**Set exercise:** Look through the lines below and state how many hold the word "نوشین". Write only the number.

>> Start Input rows

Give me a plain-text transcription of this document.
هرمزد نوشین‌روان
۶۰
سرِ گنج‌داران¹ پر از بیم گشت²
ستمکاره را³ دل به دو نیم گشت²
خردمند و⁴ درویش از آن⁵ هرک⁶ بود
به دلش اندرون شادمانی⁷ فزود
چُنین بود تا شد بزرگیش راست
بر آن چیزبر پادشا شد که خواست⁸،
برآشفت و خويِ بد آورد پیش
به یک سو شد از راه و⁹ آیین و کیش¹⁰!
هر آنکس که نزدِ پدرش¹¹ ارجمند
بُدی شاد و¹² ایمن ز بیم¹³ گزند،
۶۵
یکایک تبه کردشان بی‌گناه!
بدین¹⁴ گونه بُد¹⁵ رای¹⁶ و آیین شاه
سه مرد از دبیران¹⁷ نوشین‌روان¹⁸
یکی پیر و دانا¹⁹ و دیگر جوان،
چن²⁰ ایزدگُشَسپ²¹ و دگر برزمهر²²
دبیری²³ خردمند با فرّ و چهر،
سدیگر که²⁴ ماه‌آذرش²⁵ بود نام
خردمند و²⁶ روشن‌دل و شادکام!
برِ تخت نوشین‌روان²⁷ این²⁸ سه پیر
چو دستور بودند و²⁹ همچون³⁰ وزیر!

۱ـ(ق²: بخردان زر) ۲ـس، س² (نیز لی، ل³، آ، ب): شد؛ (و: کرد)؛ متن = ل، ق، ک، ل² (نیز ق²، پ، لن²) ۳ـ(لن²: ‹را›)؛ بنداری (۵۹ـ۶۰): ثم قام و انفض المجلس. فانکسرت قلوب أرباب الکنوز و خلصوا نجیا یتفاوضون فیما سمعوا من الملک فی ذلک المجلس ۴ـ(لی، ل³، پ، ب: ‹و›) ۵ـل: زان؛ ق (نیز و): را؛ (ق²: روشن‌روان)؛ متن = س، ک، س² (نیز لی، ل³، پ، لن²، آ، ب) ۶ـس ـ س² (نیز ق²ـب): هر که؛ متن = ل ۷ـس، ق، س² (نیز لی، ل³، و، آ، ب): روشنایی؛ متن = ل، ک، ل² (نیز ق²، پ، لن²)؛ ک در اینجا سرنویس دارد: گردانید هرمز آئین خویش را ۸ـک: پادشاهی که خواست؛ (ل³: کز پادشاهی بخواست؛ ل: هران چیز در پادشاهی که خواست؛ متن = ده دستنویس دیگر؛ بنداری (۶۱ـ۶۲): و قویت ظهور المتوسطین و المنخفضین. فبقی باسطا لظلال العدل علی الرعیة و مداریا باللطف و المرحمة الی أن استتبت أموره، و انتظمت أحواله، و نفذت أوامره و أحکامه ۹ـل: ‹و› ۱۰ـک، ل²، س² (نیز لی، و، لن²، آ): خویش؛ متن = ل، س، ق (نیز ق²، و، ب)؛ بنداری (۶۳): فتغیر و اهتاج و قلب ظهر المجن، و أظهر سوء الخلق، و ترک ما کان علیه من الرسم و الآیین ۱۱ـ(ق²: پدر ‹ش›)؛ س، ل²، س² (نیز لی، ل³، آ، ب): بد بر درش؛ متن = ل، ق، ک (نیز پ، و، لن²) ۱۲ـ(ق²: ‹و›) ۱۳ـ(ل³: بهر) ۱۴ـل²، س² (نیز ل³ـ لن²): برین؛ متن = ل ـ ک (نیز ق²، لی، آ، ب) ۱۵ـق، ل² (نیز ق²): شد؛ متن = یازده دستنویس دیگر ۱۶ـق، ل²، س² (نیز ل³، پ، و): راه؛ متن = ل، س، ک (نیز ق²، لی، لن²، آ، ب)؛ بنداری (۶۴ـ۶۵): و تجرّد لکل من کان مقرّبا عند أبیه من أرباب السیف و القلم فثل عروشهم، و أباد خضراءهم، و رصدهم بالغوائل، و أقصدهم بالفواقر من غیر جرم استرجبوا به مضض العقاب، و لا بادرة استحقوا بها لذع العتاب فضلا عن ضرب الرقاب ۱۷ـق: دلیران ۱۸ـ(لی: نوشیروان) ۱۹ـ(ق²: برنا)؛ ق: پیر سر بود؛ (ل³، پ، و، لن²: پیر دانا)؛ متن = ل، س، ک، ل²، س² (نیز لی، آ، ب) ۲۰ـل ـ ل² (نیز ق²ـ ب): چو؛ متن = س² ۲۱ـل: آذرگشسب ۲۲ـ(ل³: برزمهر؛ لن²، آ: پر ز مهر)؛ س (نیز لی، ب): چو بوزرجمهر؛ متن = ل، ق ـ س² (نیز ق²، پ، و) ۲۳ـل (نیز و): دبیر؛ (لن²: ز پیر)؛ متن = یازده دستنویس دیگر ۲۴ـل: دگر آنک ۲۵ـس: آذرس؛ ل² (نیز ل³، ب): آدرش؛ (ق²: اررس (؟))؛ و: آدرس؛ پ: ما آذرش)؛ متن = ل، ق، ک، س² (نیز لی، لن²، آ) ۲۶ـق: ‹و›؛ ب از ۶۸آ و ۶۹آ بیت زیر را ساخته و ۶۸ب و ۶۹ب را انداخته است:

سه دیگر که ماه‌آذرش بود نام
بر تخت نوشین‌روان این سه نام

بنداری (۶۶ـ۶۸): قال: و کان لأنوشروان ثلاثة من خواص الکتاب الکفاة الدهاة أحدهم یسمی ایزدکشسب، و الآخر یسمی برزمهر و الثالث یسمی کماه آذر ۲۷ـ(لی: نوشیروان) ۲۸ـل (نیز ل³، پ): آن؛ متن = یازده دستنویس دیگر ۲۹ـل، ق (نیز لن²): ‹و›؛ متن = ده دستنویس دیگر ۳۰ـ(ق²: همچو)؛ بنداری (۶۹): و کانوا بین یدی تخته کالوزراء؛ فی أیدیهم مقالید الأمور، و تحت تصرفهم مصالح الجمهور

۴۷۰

>> End Input rows

**Problem solution:** 4